Dataset rows
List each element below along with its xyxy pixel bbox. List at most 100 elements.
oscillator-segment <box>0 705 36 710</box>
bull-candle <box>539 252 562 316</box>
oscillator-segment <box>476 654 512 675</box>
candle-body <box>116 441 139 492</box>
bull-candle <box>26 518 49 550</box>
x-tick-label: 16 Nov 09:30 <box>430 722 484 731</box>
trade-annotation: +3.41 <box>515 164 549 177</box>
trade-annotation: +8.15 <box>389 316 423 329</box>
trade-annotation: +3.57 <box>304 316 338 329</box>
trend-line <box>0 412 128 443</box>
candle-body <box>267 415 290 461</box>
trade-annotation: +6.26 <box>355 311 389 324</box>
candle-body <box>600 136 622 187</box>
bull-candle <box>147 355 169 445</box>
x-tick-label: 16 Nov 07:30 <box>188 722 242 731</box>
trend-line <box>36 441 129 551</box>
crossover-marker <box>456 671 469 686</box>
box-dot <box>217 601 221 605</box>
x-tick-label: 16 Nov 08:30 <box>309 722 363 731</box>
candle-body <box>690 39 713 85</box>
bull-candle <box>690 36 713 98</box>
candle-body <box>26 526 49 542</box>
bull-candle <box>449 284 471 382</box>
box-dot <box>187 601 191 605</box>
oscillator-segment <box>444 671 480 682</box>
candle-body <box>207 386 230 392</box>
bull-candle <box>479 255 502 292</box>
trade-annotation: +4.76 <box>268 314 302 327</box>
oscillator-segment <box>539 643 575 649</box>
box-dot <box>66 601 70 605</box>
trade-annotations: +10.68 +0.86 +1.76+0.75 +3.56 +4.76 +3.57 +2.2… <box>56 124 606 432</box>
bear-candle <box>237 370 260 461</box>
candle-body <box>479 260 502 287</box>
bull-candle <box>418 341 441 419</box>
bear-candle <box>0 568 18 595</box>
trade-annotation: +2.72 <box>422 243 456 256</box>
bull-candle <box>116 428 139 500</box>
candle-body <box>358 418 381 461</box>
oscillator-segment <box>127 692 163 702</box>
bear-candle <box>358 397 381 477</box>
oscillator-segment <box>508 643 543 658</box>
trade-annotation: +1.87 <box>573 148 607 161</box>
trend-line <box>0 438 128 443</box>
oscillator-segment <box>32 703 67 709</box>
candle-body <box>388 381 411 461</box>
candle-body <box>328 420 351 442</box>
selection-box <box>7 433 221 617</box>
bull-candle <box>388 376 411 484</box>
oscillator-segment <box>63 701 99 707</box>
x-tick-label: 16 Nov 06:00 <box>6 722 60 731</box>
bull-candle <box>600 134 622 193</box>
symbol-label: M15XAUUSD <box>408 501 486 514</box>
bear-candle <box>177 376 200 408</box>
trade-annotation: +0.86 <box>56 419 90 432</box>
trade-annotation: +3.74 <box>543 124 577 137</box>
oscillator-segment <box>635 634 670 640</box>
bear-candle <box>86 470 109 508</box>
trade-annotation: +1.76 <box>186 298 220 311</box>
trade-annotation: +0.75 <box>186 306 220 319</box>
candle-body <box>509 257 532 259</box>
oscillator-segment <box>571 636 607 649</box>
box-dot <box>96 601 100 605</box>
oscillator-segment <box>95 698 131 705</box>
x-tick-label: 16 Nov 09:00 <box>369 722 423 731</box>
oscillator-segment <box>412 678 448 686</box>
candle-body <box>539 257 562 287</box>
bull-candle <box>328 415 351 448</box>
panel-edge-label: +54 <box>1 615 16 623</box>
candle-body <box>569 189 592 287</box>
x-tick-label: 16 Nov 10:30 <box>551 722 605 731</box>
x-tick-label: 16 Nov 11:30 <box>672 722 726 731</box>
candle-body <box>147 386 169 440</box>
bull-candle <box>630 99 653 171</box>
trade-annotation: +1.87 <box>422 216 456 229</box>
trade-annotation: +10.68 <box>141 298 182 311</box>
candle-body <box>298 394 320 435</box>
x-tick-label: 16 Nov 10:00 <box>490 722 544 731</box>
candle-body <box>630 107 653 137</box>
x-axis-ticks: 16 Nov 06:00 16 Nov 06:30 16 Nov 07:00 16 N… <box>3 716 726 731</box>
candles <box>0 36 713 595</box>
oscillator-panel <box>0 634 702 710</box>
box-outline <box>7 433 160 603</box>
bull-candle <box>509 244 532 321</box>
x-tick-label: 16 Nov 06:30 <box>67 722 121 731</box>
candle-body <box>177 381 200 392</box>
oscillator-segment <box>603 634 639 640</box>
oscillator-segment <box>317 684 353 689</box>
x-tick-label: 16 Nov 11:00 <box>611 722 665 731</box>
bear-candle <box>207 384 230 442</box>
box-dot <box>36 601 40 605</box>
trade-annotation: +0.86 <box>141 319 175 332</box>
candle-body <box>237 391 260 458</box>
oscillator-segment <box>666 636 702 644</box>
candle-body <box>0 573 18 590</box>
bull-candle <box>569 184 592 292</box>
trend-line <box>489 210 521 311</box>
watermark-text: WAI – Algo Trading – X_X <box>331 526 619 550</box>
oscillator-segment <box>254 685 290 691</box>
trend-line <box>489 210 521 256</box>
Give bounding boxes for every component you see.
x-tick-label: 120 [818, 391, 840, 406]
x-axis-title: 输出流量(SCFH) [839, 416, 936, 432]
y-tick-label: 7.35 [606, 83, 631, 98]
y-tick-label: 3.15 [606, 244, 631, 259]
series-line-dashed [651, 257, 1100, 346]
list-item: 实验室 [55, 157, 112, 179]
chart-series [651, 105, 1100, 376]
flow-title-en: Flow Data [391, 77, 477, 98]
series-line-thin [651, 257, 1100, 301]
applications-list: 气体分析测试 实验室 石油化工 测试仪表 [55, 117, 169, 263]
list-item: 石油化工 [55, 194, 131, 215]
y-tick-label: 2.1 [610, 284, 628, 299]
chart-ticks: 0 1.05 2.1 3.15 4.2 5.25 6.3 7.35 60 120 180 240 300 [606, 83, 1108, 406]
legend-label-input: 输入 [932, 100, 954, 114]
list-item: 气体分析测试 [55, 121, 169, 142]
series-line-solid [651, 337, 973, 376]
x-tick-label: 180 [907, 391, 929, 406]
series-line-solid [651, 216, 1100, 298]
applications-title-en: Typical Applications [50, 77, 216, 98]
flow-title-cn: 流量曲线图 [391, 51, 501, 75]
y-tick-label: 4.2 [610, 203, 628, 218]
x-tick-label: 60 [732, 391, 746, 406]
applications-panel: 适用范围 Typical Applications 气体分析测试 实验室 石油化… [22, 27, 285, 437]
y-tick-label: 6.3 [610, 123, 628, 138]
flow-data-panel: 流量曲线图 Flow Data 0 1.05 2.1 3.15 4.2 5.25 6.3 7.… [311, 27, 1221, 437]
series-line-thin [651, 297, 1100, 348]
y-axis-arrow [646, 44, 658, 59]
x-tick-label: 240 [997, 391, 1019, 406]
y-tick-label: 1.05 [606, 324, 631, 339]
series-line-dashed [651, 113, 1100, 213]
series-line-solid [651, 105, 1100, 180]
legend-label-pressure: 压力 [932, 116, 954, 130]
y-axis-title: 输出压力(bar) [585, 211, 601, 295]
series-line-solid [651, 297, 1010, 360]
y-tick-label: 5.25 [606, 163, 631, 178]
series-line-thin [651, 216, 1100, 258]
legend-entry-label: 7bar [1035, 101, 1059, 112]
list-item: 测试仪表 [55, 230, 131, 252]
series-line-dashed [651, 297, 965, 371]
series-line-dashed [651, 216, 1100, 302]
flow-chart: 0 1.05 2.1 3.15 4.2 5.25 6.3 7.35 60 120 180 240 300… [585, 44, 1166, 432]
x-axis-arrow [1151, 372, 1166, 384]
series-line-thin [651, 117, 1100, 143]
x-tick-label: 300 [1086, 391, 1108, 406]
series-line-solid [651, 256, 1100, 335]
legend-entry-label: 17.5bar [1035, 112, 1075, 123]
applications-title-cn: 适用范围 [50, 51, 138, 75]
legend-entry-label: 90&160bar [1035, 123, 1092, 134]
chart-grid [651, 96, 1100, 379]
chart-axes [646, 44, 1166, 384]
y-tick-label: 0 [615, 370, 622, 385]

Work to complete
Reproduce the material above word for word, starting with its very first line and stopping after the line that contains "trade-annotation: +3.41 <box>515", including both of those lines.

Response to this task
List each element below along with its xyxy pixel bbox. List at most 100 elements.
oscillator-segment <box>0 705 36 710</box>
bull-candle <box>539 252 562 316</box>
oscillator-segment <box>476 654 512 675</box>
candle-body <box>116 441 139 492</box>
bull-candle <box>26 518 49 550</box>
x-tick-label: 16 Nov 09:30 <box>430 722 484 731</box>
trade-annotation: +3.41 <box>515 164 549 177</box>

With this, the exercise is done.